* _Requirement_
Turn the material below into a JSON list of strings, one string per line, skipping blank lines. Leave the pictures out.

* _Task inputs_
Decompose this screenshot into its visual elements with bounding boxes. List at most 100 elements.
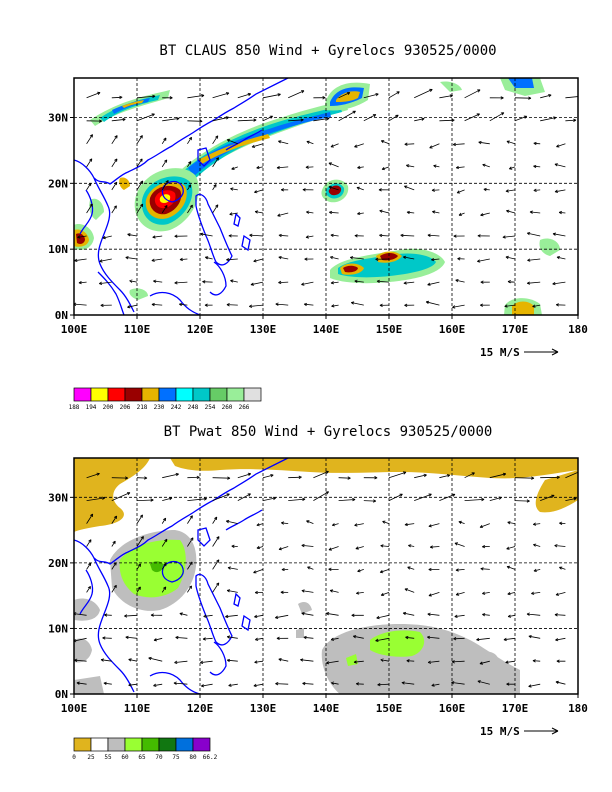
wind-vector (178, 302, 188, 307)
wind-vector (302, 681, 314, 686)
wind-vector (477, 680, 490, 685)
wind-vectors (74, 470, 578, 688)
wind-vector (253, 683, 264, 688)
wind-vector (489, 472, 507, 479)
axis-ticks: 100E 110E 120E 130E 140E 150E 160E 170E 180 0N 10N… (48, 491, 588, 715)
wind-vector (161, 562, 167, 570)
wind-vector (431, 188, 440, 192)
wind-vector (432, 210, 440, 214)
wind-vector (380, 140, 390, 145)
lon-label: 160E (439, 702, 466, 715)
wind-vector (161, 517, 167, 524)
wind-vector (86, 513, 94, 524)
wind-vector (136, 476, 148, 480)
wind-vector (301, 543, 314, 548)
lon-label: 150E (376, 323, 403, 336)
wind-vector (379, 233, 390, 238)
colorbar: 188 194 200 206 218 230 242 248 254 260 266 (69, 387, 262, 411)
wind-vector (226, 658, 238, 663)
wind-vector (305, 165, 314, 169)
wind-vector (330, 143, 339, 148)
wind-vector (381, 166, 390, 171)
wind-vector (86, 134, 93, 145)
wind-vector (375, 257, 390, 261)
colorbar-swatch (226, 387, 245, 402)
wind-vector (153, 279, 163, 283)
wind-vector (74, 302, 87, 306)
wind-vector (559, 521, 566, 525)
wind-vector (86, 472, 100, 479)
wind-vector (302, 188, 314, 192)
wind-vector (136, 203, 144, 214)
wind-vector (452, 304, 465, 309)
wind-vector (187, 497, 208, 501)
lon-label: 100E (61, 323, 88, 336)
wind-vector (351, 613, 364, 617)
wind-vector (78, 280, 87, 285)
wind-vector (504, 304, 516, 308)
wind-vector (514, 96, 532, 100)
scale-key: 15 M/S (480, 346, 559, 359)
wind-vector (262, 496, 277, 501)
wind-vector (338, 110, 356, 122)
wind-vector (248, 304, 264, 308)
wind-vector (256, 165, 264, 170)
wind-vector (254, 590, 264, 595)
wind-vector (406, 659, 415, 663)
wind-vector (354, 234, 364, 238)
wind-vector (253, 569, 264, 574)
wind-vector (531, 591, 541, 595)
wind-vector (76, 681, 87, 685)
colorbar-label: 188 (69, 404, 80, 411)
wind-vector (454, 614, 465, 618)
wind-vector (230, 279, 238, 283)
wind-vector (276, 636, 289, 640)
wind-vector (532, 659, 541, 663)
wind-vector (231, 544, 238, 548)
wind-vector (503, 637, 516, 642)
wind-vector (280, 521, 289, 525)
wind-vector (477, 258, 490, 263)
colorbar-label: 25 (87, 754, 95, 761)
colorbar-swatch (73, 737, 92, 752)
wind-vector (253, 258, 264, 263)
wind-vector (554, 613, 566, 617)
wind-vector (237, 118, 257, 122)
wind-vector (528, 635, 541, 639)
wind-vector (212, 559, 220, 570)
wind-vector (151, 258, 163, 262)
wind-vector (212, 92, 230, 99)
colorbar-swatch (192, 737, 211, 752)
wind-vector (526, 281, 541, 285)
wind-vector (256, 545, 264, 550)
wind-vector (506, 682, 516, 686)
wind-vector (540, 116, 557, 122)
wind-vector (301, 589, 314, 593)
lat-label: 30N (48, 112, 68, 125)
scale-label: 15 M/S (480, 346, 520, 359)
wind-vector (507, 521, 516, 525)
wind-vector (477, 234, 490, 238)
wind-vector (226, 589, 238, 593)
wind-vector (124, 614, 138, 618)
lon-label: 150E (376, 702, 403, 715)
wind-vector (212, 536, 220, 547)
wind-vector (313, 491, 330, 501)
wind-vector (376, 614, 390, 620)
wind-vector (237, 493, 251, 501)
wind-vector (329, 589, 339, 593)
wind-vector (426, 635, 440, 640)
wind-vector (237, 92, 252, 99)
wind-vector (439, 474, 451, 479)
wind-vector (388, 471, 407, 479)
colorbar-label: 266 (239, 404, 250, 411)
pwat-low-nw (74, 458, 150, 532)
wind-vector (281, 567, 289, 572)
wind-vector (506, 565, 516, 570)
wind-vector (379, 569, 390, 574)
wind-vector (179, 257, 188, 262)
wind-vector (402, 255, 415, 260)
wind-vector (212, 476, 231, 480)
wind-vector (254, 189, 264, 194)
wind-vector (174, 234, 188, 238)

* _Output for this task_
[
  "Decompose this screenshot into its visual elements with bounding boxes. List at most 100 elements.",
  "wind-vector (178, 302, 188, 307)",
  "wind-vector (302, 681, 314, 686)",
  "wind-vector (477, 680, 490, 685)",
  "wind-vectors (74, 470, 578, 688)",
  "wind-vector (253, 683, 264, 688)",
  "wind-vector (489, 472, 507, 479)",
  "axis-ticks: 100E 110E 120E 130E 140E 150E 160E 170E 180 0N 10N… (48, 491, 588, 715)",
  "wind-vector (161, 562, 167, 570)",
  "wind-vector (431, 188, 440, 192)",
  "wind-vector (432, 210, 440, 214)",
  "wind-vector (380, 140, 390, 145)",
  "lon-label: 160E (439, 702, 466, 715)",
  "wind-vector (161, 517, 167, 524)",
  "wind-vector (86, 513, 94, 524)",
  "wind-vector (136, 476, 148, 480)",
  "wind-vector (301, 543, 314, 548)",
  "lon-label: 150E (376, 323, 403, 336)",
  "wind-vector (379, 233, 390, 238)",
  "colorbar: 188 194 200 206 218 230 242 248 254 260 266 (69, 387, 262, 411)",
  "wind-vector (226, 658, 238, 663)",
  "wind-vector (305, 165, 314, 169)",
  "wind-vector (330, 143, 339, 148)",
  "wind-vector (381, 166, 390, 171)",
  "wind-vector (86, 134, 93, 145)",
  "wind-vector (375, 257, 390, 261)",
  "colorbar-swatch (226, 387, 245, 402)",
  "wind-vector (153, 279, 163, 283)",
  "wind-vector (74, 302, 87, 306)",
  "wind-vector (559, 521, 566, 525)",
  "wind-vector (86, 472, 100, 479)",
  "wind-vector (302, 188, 314, 192)",
  "wind-vector (136, 203, 144, 214)",
  "wind-vector (452, 304, 465, 309)",
  "wind-vector (187, 497, 208, 501)",
  "lon-label: 100E (61, 323, 88, 336)",
  "wind-vector (351, 613, 364, 617)",
  "wind-vector (78, 280, 87, 285)",
  "wind-vector (504, 304, 516, 308)",
  "wind-vector (514, 96, 532, 100)",
  "scale-key: 15 M/S (480, 346, 559, 359)",
  "wind-vector (262, 496, 277, 501)",
  "wind-vector (338, 110, 356, 122)",
  "wind-vector (248, 304, 264, 308)",
  "wind-vector (256, 165, 264, 170)",
  "wind-vector (254, 590, 264, 595)",
  "wind-vector (406, 659, 415, 663)",
  "wind-vector (354, 234, 364, 238)",
  "wind-vector (253, 569, 264, 574)",
  "wind-vector (531, 591, 541, 595)",
  "wind-vector (76, 681, 87, 685)",
  "colorbar-label: 188 (69, 404, 80, 411)",
  "wind-vector (454, 614, 465, 618)",
  "wind-vector (230, 279, 238, 283)",
  "wind-vector (276, 636, 289, 640)",
  "wind-vector (532, 659, 541, 663)",
  "wind-vector (231, 544, 238, 548)",
  "wind-vector (503, 637, 516, 642)",
  "wind-vector (280, 521, 289, 525)",
  "wind-vector (477, 258, 490, 263)",
  "colorbar-label: 25 (87, 754, 95, 761)",
  "colorbar-swatch (73, 737, 92, 752)",
  "wind-vector (253, 258, 264, 263)",
  "wind-vector (554, 613, 566, 617)",
  "wind-vector (237, 118, 257, 122)",
  "wind-vector (528, 635, 541, 639)",
  "wind-vector (212, 559, 220, 570)",
  "wind-vector (151, 258, 163, 262)",
  "wind-vector (212, 92, 230, 99)",
  "colorbar-swatch (192, 737, 211, 752)",
  "wind-vector (526, 281, 541, 285)",
  "wind-vector (256, 545, 264, 550)",
  "wind-vector (506, 682, 516, 686)",
  "wind-vector (540, 116, 557, 122)",
  "wind-vector (301, 589, 314, 593)",
  "lat-label: 30N (48, 112, 68, 125)",
  "scale-label: 15 M/S (480, 346, 520, 359)",
  "wind-vector (507, 521, 516, 525)",
  "wind-vector (477, 234, 490, 238)",
  "wind-vector (226, 589, 238, 593)",
  "wind-vector (124, 614, 138, 618)",
  "lon-label: 150E (376, 702, 403, 715)",
  "wind-vector (212, 536, 220, 547)",
  "wind-vector (313, 491, 330, 501)",
  "wind-vector (376, 614, 390, 620)",
  "wind-vector (237, 493, 251, 501)",
  "wind-vector (329, 589, 339, 593)",
  "wind-vector (426, 635, 440, 640)",
  "wind-vector (237, 92, 252, 99)",
  "wind-vector (439, 474, 451, 479)",
  "wind-vector (388, 471, 407, 479)",
  "colorbar-label: 266 (239, 404, 250, 411)",
  "pwat-low-nw (74, 458, 150, 532)",
  "wind-vector (281, 567, 289, 572)",
  "wind-vector (506, 565, 516, 570)",
  "wind-vector (379, 569, 390, 574)",
  "wind-vector (179, 257, 188, 262)",
  "wind-vector (402, 255, 415, 260)",
  "wind-vector (212, 476, 231, 480)",
  "wind-vector (254, 189, 264, 194)",
  "wind-vector (174, 234, 188, 238)"
]